● **Directive**
Reproduce each line from the records that holds "content".
+++++
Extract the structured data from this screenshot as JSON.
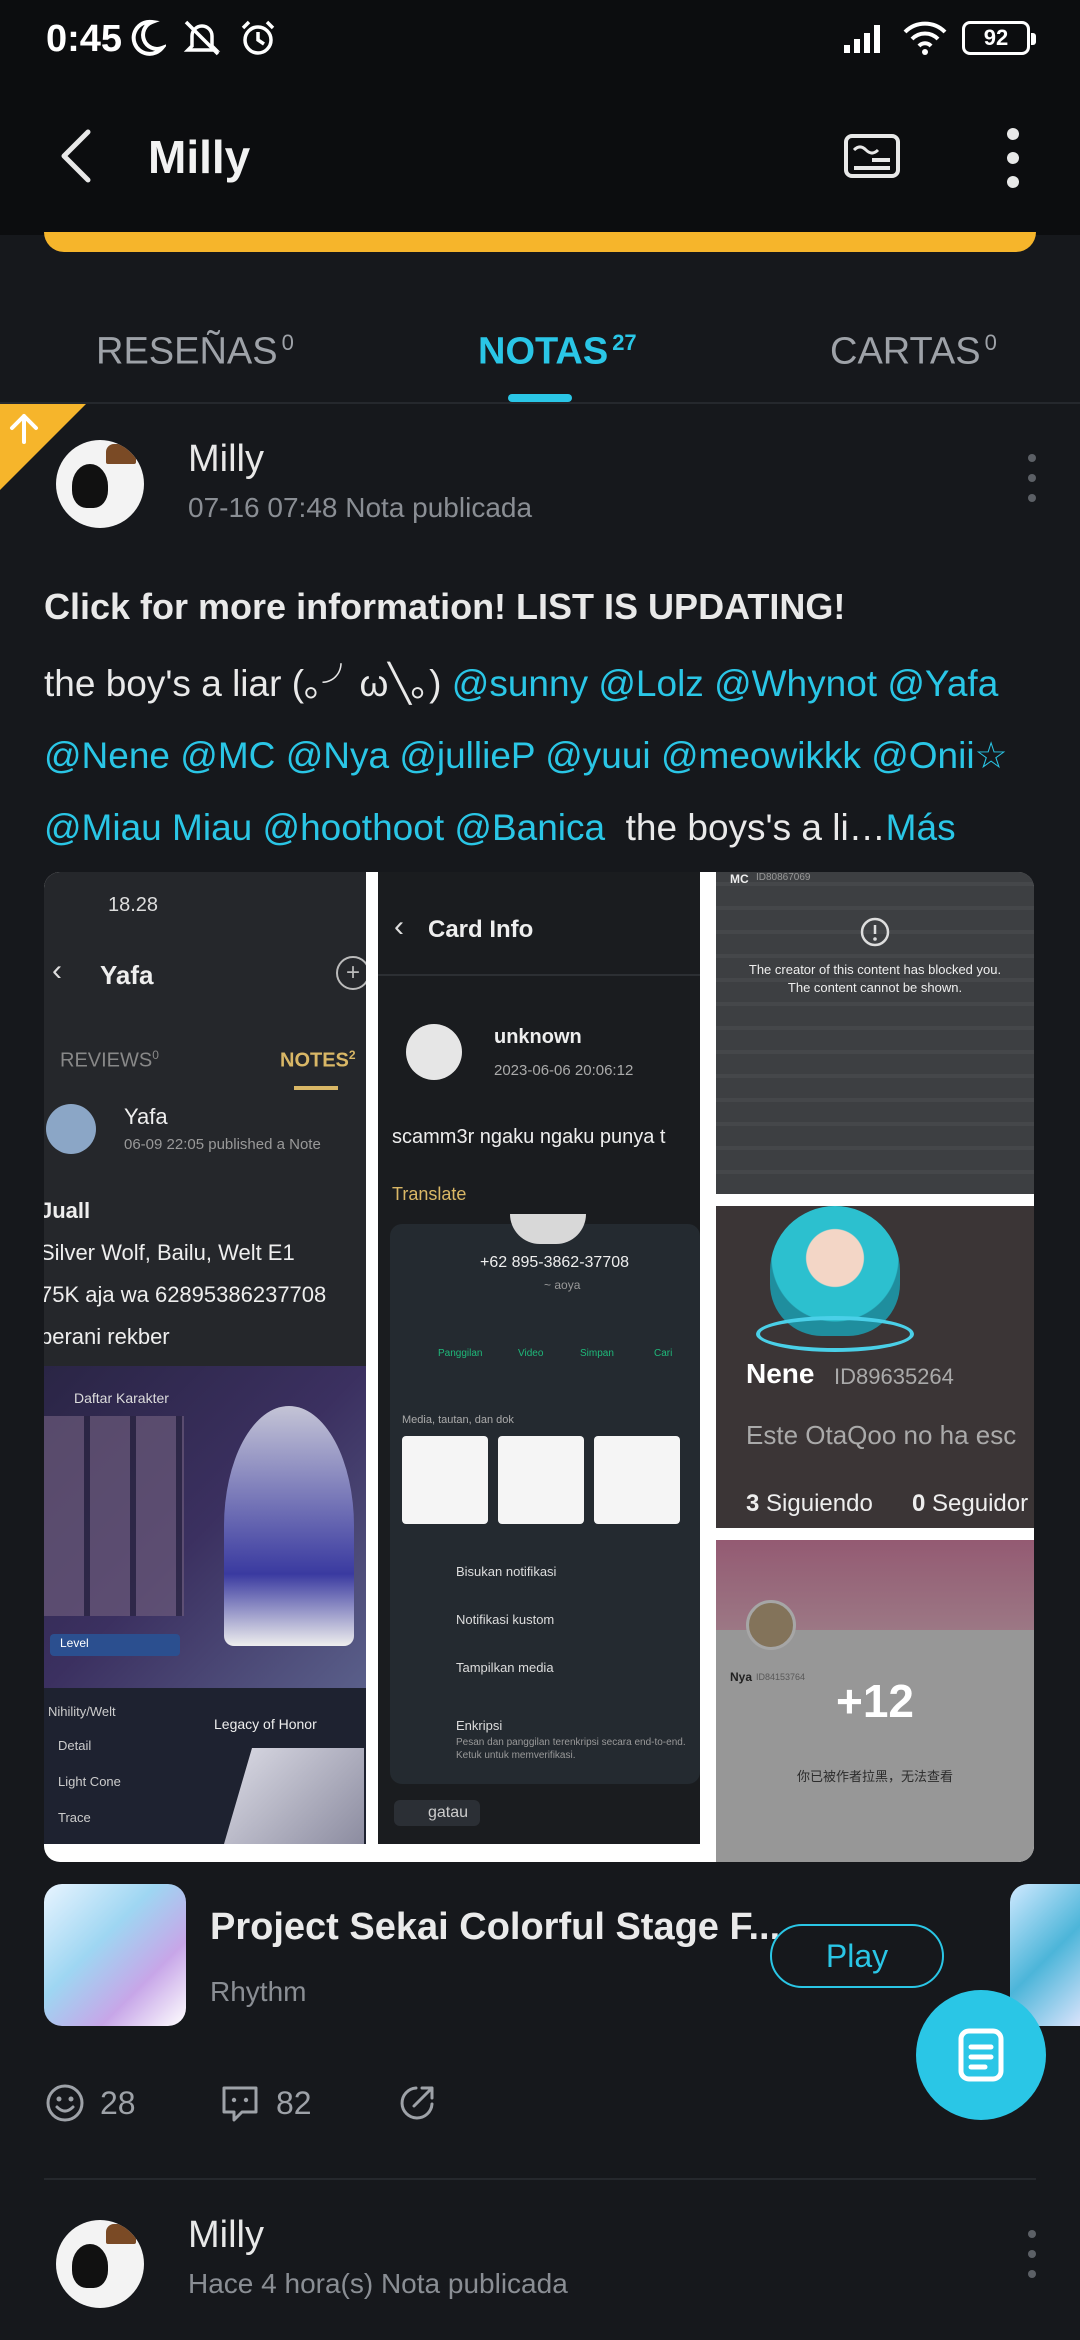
{
  "status_bar": {
    "time": "0:45",
    "battery": "92",
    "icons": [
      "moon-icon",
      "bell-off-icon",
      "alarm-icon",
      "signal-icon",
      "wifi-icon",
      "battery-icon"
    ]
  },
  "app_bar": {
    "title": "Milly",
    "icons": [
      "back-arrow-icon",
      "card-icon",
      "more-vertical-icon"
    ]
  },
  "tabs": [
    {
      "label": "RESEÑAS",
      "count": "0",
      "active": false
    },
    {
      "label": "NOTAS",
      "count": "27",
      "active": true
    },
    {
      "label": "CARTAS",
      "count": "0",
      "active": false
    }
  ],
  "colors": {
    "accent": "#2ac6e6",
    "pin": "#f6b52b",
    "background": "#16181c"
  },
  "posts": [
    {
      "author": "Milly",
      "meta": "07-16 07:48 Nota publicada",
      "pinned": true,
      "title": "Click for more information! LIST IS UPDATING!",
      "body_prefix": "the boy's a liar (｡╯ω╲｡) ",
      "mentions_line1": [
        "@sunny",
        "@Lolz",
        "@Whynot",
        "@Yafa"
      ],
      "mentions_line2": [
        "@Nene",
        "@MC",
        "@Nya",
        "@jullieP",
        "@yuui",
        "@meowikkk",
        "@Onii☆"
      ],
      "mentions_line3": [
        "@Miau Miau",
        "@hoothoot",
        "@Banica"
      ],
      "body_suffix": "  the boys's a li…",
      "more_label": "Más",
      "images": {
        "img1": {
          "time": "18.28",
          "name": "Yafa",
          "tab_reviews": "REVIEWS",
          "tab_reviews_count": "0",
          "tab_notes": "NOTES",
          "tab_notes_count": "2",
          "author": "Yafa",
          "meta": "06-09 22:05 published a Note",
          "lines": [
            "Juall",
            "Silver Wolf, Bailu, Welt E1",
            "75K aja wa 62895386237708",
            "berani rekber"
          ],
          "panel_title": "Daftar Karakter",
          "level_label": "Level",
          "menu_title": "Nihility/Welt",
          "menu_items": [
            "Detail",
            "Light Cone",
            "Trace"
          ],
          "legacy": "Legacy of Honor"
        },
        "img2": {
          "header": "Card Info",
          "author": "unknown",
          "date": "2023-06-06 20:06:12",
          "text": "scamm3r ngaku ngaku punya t",
          "translate": "Translate",
          "phone": "+62 895-3862-37708",
          "subname": "~ aoya",
          "actions": [
            "Panggilan",
            "Video",
            "Simpan",
            "Cari"
          ],
          "media_label": "Media, tautan, dan dok",
          "settings": [
            "Bisukan notifikasi",
            "Notifikasi kustom",
            "Tampilkan media",
            "Enkripsi"
          ],
          "encrypt_desc": "Pesan dan panggilan terenkripsi secara end-to-end. Ketuk untuk memverifikasi.",
          "chip": "gatau"
        },
        "img3": {
          "id": "MC",
          "id_num": "ID80867069",
          "blocked_line1": "The creator of this content has blocked you.",
          "blocked_line2": "The content cannot be shown."
        },
        "img4": {
          "name": "Nene",
          "id": "ID89635264",
          "text": "Este OtaQoo no ha esc",
          "following_count": "3",
          "following_label": "Siguiendo",
          "followers_count": "0",
          "followers_label": "Seguidor"
        },
        "img5": {
          "name": "Nya",
          "id": "ID84153764",
          "blocked": "你已被作者拉黑，无法查看",
          "more_count": "+12"
        }
      },
      "game": {
        "title": "Project Sekai Colorful Stage F...",
        "genre": "Rhythm",
        "button": "Play"
      },
      "reactions": "28",
      "comments": "82"
    },
    {
      "author": "Milly",
      "meta": "Hace 4 hora(s) Nota publicada"
    }
  ]
}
+++++
● **Answer to the task**
          "blocked_line1": "The creator of this content has blocked you.",
          "blocked_line2": "The content cannot be shown."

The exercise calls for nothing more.